Data excerpts:

___

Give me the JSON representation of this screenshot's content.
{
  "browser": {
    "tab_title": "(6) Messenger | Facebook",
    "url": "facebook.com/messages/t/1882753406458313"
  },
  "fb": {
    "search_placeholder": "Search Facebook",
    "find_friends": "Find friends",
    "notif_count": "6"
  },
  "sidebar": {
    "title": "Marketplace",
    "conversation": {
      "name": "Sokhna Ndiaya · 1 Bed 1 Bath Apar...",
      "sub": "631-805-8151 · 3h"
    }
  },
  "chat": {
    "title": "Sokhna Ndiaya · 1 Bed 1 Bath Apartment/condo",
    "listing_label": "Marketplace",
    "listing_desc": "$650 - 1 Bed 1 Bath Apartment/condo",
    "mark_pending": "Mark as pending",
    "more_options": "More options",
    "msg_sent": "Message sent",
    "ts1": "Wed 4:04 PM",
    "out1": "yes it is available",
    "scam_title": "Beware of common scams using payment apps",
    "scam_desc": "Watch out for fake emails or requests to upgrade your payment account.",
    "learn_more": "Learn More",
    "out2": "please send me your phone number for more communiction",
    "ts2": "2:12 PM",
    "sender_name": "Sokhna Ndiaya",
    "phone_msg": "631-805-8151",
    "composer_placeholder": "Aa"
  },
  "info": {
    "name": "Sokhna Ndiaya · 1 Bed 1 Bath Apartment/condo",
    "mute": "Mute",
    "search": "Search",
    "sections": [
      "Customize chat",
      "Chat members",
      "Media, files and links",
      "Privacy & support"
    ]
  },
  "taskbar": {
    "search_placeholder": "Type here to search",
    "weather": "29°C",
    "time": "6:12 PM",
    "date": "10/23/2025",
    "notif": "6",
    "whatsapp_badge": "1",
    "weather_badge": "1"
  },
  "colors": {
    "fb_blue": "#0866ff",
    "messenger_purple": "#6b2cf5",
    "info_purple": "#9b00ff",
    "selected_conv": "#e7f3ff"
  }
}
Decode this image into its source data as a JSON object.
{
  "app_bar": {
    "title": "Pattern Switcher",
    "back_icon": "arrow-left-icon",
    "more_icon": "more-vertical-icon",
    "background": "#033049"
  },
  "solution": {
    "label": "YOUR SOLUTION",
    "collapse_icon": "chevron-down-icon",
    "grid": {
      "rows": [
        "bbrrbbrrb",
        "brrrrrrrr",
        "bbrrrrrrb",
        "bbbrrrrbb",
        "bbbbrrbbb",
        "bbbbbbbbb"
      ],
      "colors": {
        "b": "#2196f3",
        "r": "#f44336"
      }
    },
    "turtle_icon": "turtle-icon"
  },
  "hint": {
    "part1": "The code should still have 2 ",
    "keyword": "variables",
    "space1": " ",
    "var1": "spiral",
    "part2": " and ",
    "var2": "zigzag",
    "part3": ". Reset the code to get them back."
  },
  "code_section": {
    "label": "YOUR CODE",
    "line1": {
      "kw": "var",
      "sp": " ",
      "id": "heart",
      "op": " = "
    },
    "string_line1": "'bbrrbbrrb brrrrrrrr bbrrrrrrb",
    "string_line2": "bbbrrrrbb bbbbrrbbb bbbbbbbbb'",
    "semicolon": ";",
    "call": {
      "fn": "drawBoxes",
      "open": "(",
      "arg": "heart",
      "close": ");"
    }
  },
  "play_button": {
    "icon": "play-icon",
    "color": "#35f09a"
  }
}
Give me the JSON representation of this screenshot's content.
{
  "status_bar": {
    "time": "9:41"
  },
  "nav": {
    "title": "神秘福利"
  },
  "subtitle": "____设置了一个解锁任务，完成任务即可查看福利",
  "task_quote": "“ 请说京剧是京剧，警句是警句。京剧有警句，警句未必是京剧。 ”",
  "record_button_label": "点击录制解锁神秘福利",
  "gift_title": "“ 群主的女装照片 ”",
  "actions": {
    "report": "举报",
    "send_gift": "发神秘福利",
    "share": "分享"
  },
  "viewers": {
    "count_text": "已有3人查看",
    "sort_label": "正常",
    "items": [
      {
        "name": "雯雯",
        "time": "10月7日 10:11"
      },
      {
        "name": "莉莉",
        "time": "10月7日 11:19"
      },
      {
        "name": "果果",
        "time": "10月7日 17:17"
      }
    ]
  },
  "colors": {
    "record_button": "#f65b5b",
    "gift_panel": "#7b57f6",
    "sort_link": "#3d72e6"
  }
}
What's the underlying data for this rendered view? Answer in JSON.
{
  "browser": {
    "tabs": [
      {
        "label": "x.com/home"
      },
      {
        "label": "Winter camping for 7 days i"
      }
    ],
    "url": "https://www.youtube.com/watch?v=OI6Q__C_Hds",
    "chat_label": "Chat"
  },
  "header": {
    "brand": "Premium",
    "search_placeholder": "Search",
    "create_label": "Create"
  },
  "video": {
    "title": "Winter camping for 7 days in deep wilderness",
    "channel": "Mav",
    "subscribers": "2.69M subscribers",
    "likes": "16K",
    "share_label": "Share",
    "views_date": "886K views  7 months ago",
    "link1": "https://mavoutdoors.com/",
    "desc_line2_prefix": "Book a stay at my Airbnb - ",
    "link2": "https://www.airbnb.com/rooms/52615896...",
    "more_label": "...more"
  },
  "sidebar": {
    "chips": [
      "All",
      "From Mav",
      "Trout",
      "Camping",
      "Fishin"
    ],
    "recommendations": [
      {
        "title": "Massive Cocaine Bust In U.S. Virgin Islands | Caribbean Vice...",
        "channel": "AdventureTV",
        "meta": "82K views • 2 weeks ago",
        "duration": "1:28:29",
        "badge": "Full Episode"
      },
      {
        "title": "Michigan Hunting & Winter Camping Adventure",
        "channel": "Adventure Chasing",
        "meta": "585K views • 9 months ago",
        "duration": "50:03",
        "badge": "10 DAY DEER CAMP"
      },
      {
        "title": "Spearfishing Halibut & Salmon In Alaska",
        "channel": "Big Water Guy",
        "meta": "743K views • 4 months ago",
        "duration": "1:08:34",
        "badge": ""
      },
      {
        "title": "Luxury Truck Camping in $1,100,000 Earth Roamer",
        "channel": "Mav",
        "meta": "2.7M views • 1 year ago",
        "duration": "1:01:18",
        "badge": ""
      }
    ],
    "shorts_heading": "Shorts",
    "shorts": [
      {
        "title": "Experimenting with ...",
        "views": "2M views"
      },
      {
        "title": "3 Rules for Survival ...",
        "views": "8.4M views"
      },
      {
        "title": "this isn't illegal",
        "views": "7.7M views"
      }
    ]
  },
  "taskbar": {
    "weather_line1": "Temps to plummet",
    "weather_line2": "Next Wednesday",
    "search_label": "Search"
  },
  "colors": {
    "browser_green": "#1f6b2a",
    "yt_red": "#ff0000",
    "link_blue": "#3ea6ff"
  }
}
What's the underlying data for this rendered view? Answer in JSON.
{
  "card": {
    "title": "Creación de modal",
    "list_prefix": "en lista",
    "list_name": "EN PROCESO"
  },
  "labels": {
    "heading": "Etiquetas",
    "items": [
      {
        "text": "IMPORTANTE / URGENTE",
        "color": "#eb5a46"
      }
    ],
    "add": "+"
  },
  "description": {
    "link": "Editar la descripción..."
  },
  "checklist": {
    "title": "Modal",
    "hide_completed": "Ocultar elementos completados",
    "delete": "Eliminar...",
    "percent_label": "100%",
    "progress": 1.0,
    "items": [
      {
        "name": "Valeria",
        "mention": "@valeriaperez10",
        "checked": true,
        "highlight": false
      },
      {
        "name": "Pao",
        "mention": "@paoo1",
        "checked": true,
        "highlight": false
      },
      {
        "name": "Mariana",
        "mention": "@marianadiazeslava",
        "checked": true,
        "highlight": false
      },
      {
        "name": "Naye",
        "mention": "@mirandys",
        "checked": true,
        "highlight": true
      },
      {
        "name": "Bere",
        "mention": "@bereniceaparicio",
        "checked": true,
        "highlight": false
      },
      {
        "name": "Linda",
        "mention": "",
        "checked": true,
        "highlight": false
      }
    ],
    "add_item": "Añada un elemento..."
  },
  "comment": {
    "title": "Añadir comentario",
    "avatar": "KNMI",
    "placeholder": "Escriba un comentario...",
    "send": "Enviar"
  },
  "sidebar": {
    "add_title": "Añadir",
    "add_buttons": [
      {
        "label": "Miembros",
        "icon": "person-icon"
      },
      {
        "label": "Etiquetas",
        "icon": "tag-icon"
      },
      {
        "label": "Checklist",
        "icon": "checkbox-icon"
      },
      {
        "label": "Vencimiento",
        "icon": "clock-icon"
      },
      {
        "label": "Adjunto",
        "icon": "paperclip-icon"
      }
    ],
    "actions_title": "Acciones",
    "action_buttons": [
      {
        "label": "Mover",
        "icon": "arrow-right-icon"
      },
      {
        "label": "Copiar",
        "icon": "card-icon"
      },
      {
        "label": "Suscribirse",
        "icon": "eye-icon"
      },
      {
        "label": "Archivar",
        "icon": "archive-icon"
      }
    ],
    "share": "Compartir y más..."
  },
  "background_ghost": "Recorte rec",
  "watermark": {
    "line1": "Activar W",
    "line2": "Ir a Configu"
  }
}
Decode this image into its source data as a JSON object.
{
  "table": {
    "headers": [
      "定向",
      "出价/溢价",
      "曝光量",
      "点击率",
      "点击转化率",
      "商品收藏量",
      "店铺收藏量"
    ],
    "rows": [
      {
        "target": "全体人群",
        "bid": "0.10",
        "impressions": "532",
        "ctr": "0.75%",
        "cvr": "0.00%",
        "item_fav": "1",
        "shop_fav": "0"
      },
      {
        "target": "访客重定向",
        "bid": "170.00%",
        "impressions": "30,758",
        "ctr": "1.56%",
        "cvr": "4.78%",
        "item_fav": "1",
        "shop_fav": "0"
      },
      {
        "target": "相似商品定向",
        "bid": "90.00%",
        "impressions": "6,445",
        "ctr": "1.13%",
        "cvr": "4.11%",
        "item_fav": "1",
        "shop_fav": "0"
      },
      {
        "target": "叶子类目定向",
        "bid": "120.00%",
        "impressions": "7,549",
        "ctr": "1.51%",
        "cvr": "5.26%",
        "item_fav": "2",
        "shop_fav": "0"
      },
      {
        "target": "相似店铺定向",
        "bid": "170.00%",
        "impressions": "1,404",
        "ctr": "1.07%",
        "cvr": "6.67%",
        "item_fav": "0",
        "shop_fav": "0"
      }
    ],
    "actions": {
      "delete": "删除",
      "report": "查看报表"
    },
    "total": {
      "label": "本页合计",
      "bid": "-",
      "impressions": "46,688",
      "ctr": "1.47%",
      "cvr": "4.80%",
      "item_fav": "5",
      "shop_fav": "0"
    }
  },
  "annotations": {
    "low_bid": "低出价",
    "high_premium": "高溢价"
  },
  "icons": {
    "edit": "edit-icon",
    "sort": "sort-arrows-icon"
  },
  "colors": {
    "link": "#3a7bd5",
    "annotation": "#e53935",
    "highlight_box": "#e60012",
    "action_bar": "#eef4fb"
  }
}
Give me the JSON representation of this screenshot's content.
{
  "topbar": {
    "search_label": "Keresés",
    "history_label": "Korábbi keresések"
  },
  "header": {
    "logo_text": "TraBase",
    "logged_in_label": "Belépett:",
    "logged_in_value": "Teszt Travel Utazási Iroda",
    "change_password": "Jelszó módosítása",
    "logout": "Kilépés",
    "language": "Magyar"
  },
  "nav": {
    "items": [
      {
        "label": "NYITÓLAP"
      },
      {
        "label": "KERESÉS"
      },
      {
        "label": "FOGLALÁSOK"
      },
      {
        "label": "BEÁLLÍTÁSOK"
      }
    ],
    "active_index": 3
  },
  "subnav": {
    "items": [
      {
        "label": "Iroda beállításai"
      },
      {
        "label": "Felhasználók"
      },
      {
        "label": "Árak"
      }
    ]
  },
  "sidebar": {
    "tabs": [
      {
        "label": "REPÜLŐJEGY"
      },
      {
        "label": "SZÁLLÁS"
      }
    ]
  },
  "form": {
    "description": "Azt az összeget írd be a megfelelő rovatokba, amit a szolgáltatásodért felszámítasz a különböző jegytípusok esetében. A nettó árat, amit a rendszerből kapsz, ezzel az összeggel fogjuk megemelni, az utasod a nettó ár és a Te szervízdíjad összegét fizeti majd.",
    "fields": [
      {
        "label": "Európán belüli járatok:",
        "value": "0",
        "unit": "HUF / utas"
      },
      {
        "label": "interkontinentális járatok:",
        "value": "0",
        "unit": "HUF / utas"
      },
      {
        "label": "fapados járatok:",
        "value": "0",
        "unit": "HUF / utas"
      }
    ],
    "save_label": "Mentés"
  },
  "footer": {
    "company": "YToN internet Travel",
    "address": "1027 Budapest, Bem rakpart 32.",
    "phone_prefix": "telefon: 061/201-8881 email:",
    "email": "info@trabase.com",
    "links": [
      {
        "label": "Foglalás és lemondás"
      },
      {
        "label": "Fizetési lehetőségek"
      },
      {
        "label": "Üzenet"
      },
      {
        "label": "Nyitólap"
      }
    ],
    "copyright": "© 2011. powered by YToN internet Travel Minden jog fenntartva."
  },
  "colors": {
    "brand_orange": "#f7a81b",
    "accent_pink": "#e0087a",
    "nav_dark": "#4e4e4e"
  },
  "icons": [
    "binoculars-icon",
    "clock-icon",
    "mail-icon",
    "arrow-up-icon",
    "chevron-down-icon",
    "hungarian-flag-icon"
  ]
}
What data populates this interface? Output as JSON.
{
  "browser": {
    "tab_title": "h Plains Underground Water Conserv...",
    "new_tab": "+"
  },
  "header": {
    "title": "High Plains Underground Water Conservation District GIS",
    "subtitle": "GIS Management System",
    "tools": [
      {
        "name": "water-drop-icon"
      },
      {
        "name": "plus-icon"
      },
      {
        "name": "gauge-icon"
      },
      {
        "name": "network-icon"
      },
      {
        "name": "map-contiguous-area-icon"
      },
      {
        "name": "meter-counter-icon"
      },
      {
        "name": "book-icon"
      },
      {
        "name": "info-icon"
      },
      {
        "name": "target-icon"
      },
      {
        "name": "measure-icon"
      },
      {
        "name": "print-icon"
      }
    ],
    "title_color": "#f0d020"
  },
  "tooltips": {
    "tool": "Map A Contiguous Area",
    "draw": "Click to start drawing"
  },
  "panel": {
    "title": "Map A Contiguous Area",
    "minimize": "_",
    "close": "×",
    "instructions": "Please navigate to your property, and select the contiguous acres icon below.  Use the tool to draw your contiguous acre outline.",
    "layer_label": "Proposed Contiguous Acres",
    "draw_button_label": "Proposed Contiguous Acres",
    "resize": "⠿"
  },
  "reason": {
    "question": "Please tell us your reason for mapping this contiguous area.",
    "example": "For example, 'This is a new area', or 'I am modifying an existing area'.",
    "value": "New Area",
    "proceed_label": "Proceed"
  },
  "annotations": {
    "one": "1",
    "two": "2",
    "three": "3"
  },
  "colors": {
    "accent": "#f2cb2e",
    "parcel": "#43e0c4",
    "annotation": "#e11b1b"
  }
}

___

Give the count of lines in the listing that hold the word "internet", with no other text.

2